_Exercise goal_
Lines that include the word "content" are the ones to copy.

_Provided data_
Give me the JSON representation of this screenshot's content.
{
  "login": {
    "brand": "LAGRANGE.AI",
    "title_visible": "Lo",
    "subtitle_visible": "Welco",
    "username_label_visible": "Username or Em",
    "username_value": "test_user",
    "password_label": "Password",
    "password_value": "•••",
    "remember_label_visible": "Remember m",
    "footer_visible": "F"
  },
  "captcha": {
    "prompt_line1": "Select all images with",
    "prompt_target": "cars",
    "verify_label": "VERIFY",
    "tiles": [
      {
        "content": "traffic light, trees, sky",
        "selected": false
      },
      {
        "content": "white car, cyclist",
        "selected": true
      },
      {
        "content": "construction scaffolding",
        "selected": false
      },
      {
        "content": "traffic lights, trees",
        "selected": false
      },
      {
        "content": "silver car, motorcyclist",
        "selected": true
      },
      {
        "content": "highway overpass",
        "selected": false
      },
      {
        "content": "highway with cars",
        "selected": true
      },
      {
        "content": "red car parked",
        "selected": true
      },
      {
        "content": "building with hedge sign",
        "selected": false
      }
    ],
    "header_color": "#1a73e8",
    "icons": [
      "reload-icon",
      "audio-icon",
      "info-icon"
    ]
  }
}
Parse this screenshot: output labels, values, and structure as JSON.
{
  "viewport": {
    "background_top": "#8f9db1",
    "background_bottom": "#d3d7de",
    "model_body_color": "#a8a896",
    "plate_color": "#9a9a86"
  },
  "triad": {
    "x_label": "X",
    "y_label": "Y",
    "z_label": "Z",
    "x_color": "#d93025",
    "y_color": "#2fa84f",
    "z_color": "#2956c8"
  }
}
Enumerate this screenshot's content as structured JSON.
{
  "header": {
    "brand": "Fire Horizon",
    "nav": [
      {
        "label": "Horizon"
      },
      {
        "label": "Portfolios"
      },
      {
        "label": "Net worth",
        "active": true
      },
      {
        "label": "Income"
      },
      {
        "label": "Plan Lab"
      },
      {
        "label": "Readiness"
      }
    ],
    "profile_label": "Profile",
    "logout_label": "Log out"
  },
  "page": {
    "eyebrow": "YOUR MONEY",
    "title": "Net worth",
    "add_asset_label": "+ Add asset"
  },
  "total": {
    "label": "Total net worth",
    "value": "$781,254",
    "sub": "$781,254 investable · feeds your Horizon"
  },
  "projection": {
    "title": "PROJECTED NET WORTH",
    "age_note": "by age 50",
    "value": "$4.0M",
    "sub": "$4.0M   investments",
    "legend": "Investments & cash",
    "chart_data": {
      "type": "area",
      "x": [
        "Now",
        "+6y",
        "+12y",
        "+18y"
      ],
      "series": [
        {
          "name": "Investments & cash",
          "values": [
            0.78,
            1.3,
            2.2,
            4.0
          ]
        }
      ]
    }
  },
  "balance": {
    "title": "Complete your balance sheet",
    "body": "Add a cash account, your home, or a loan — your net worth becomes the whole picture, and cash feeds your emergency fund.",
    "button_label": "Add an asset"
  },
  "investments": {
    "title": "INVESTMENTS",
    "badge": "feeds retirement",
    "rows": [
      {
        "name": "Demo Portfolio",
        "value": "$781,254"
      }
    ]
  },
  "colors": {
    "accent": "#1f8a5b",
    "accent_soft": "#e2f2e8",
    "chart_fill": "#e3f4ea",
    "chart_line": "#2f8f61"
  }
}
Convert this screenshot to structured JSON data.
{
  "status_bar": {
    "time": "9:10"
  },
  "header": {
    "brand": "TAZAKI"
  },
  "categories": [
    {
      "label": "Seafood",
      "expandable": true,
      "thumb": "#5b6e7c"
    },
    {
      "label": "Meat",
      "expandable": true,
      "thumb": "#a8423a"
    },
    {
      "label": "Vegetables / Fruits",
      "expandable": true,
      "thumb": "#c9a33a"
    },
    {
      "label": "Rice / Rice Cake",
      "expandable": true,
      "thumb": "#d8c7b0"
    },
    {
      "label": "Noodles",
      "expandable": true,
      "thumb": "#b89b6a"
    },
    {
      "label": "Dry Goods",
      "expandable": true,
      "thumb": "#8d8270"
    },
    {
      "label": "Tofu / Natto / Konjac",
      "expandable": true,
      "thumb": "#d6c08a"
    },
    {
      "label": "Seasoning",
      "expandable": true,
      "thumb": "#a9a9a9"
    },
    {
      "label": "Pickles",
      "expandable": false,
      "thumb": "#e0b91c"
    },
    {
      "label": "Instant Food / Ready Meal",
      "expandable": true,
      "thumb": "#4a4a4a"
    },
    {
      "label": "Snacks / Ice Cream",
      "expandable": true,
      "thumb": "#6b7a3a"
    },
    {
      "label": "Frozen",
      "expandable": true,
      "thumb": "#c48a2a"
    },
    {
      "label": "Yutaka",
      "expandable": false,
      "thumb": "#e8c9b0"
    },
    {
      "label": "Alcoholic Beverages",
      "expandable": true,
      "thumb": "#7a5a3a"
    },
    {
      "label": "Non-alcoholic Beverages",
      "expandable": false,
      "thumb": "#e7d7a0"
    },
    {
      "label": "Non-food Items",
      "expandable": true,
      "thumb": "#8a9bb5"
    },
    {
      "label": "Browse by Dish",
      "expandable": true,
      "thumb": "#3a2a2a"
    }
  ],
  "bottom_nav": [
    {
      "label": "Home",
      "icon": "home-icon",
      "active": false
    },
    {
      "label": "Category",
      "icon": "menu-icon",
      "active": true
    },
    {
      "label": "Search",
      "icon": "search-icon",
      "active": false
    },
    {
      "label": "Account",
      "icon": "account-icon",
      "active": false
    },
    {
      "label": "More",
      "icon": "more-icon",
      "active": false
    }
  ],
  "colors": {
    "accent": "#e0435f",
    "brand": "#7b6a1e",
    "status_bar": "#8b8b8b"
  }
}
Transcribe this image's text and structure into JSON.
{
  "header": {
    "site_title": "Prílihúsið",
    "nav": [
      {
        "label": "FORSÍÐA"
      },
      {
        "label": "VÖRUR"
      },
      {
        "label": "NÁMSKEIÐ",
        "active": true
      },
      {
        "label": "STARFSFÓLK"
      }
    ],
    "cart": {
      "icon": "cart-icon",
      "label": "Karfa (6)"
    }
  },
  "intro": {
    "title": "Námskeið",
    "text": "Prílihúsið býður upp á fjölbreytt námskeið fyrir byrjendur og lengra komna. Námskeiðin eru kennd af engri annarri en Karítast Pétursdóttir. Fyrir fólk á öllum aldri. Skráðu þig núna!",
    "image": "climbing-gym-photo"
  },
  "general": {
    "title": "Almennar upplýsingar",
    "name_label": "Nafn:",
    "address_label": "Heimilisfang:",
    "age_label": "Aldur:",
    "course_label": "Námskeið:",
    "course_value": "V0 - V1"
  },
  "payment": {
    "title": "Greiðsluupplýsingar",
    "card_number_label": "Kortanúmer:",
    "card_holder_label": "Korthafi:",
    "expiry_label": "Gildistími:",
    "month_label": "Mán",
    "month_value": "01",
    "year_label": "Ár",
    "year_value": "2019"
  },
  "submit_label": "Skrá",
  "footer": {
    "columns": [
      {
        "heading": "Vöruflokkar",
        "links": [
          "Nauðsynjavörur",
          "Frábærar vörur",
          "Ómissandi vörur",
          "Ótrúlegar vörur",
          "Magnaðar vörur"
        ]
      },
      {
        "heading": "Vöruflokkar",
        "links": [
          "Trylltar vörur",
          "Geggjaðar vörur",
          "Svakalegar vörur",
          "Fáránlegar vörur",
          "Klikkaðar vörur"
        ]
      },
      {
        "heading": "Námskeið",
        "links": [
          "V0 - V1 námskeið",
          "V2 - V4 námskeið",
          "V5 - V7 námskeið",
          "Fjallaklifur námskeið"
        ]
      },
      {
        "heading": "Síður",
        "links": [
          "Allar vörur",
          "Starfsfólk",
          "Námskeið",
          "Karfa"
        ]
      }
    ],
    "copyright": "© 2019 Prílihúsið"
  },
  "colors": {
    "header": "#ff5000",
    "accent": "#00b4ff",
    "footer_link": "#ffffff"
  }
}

_Reply to the exercise_
Give me the JSON representation of this screenshot's content.
        "content": "traffic light, trees, sky",
        "content": "white car, cyclist",
        "content": "construction scaffolding",
        "content": "traffic lights, trees",
        "content": "silver car, motorcyclist",
        "content": "highway overpass",
        "content": "highway with cars",
        "content": "red car parked",
        "content": "building with hedge sign",
Enumerate this screenshot's content as structured JSON.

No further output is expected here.